Consigne écrite 1
Dans l'entretien avec Victoria Bousis, condensez sous forme de liste le paragraphe qui commence par « Victoria Bousis : Il est très différent ». Gardez ses informations principales.
Consigne écrite 2
Dans l'entretien avec Victoria Bousis, renommez « pièce circulaire » en « salle ronde ». Reproduisez ensuite le passage allant de « C’est dans une » à « Festival d’Annecy 2024. » avec ce changement.

Extrait du texte
---
STAY ALIVE MY SON (VR)

Victoria Bousis

réalisatrice et scénariste

C’est dans une pièce circulaire tout en haut du Forum des Images, dans le cadre du Festival New Images 2024, fin avril, que nous avons pu rencontre Victoria Bousis, réalisatrice de l’œuvre VR « Stay Alive My Son« , qui nous plonge dans les souvenirs de Pin Nathay, survivant du génocide khmer rouge, au Cambodge. Retour sur 25 minutes d’échanges passionnants autour d’un film qui vient également d’être présenté au Festival d’Annecy 2024.

© Ume Studio

Journaliste : Il me semble que le film a déjà été présenté à Venise, il y a deux ans ?

Victoria Bousis : Il est très différent de la version de l'époque. L'usage des souvenirs est différent. Il n'y a pas de casse-têtes. Et il n'y avait pas de partie documentaire à la fin.

La découverte de cette histoire très personnelle

Journaliste : Comment avez-vous eu connaissance de cette histoire très intime ? Par le livre de Pin Yathay ?
---
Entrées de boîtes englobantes
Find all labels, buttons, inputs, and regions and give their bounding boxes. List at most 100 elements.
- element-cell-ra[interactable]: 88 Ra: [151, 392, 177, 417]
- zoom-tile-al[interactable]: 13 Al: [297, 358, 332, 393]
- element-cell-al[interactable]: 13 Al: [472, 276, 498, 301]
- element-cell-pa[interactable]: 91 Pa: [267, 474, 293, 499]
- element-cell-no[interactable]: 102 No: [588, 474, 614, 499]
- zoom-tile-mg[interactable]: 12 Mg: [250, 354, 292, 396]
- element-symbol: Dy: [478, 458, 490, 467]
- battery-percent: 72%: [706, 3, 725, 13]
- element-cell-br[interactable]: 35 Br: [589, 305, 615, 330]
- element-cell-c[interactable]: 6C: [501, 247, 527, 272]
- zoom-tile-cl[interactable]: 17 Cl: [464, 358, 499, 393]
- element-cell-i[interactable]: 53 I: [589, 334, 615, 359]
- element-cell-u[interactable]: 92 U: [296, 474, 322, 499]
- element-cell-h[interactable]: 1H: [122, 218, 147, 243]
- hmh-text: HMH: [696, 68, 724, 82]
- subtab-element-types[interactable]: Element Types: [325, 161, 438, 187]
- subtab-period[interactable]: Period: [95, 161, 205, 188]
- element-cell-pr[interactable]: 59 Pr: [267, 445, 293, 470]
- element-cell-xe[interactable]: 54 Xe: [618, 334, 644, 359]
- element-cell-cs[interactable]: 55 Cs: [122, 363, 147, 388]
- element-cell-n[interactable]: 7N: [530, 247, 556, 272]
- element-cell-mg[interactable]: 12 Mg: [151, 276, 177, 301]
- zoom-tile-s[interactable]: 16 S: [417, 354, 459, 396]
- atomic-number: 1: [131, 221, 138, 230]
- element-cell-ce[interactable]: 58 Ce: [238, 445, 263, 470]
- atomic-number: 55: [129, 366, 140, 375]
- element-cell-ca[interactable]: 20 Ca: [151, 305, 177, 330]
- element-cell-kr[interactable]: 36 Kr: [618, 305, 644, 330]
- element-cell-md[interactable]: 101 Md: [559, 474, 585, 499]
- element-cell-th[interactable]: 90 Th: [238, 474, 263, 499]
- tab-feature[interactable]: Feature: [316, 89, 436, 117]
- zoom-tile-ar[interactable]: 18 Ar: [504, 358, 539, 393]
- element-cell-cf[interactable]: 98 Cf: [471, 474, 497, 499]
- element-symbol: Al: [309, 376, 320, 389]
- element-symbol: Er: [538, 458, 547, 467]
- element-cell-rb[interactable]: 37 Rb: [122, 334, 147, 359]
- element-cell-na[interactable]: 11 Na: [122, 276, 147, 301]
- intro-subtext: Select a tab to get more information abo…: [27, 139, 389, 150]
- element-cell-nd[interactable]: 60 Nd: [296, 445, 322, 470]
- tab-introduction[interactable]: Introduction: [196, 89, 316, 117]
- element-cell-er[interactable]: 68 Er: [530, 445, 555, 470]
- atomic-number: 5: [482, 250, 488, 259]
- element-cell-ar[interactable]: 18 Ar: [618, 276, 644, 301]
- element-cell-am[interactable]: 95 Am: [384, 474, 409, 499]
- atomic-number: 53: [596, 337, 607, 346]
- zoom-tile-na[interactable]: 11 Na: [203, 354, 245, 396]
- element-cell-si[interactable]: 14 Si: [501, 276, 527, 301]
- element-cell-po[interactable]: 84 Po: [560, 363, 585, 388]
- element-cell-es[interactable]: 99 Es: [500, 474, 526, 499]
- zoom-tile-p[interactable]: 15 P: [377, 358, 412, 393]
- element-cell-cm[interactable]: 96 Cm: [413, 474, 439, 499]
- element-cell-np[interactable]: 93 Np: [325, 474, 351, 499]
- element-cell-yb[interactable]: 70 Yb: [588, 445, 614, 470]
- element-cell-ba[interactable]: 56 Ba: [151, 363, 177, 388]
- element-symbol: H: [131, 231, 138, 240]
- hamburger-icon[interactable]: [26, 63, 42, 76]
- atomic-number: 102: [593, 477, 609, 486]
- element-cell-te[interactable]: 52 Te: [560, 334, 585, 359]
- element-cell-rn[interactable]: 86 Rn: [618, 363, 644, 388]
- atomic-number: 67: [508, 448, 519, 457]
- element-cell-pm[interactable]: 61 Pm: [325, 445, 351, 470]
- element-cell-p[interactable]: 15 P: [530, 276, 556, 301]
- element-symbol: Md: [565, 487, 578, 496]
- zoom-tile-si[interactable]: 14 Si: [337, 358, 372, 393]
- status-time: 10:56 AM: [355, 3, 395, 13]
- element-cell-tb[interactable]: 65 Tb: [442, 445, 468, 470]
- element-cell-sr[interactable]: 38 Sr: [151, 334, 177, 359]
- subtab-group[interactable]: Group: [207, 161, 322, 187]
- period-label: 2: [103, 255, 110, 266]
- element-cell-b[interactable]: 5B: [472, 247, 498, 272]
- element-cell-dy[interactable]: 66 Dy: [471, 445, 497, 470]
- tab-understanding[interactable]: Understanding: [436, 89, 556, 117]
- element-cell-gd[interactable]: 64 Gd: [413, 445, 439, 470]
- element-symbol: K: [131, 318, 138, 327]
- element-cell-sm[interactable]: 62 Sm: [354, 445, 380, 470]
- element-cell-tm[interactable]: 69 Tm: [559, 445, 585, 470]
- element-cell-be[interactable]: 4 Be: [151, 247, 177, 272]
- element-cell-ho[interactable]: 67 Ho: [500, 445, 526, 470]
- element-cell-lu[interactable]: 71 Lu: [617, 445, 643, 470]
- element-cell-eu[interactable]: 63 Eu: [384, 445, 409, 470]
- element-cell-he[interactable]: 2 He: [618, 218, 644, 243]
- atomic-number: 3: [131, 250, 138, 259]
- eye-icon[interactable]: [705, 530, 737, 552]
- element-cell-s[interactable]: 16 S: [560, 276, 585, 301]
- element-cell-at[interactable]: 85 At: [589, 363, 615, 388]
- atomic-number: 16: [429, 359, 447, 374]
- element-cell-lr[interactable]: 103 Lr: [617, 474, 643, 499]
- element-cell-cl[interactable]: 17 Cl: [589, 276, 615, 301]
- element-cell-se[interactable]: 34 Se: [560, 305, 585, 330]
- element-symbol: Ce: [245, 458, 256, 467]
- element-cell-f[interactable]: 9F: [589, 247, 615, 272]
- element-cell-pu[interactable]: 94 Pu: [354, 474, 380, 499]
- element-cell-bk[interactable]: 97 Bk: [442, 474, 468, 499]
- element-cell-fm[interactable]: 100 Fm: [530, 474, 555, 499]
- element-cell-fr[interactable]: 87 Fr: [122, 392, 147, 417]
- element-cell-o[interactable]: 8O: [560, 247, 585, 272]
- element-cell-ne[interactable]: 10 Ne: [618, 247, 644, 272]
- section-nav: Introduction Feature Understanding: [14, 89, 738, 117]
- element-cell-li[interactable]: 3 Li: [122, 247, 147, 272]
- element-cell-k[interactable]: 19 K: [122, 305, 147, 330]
---
Corrigé 1
- Le film est très différent de sa version de l'époque.
- Les souvenirs y sont utilisés autrement.
- Il n'y a pas de casse-têtes.
- La version de l'époque n'avait pas de partie documentaire à la fin.

Corrigé 2
C’est dans une salle ronde tout en haut du Forum des Images, dans le cadre du Festival New Images 2024, fin avril, que nous avons pu rencontre Victoria Bousis, réalisatrice de l’œuvre VR « Stay Alive My Son« , qui nous plonge dans les souvenirs de Pin Nathay, survivant du génocide khmer rouge, au Cambodge. Retour sur 25 minutes d’échanges passionnants autour d’un film qui vient également d’être présenté au Festival d’Annecy 2024.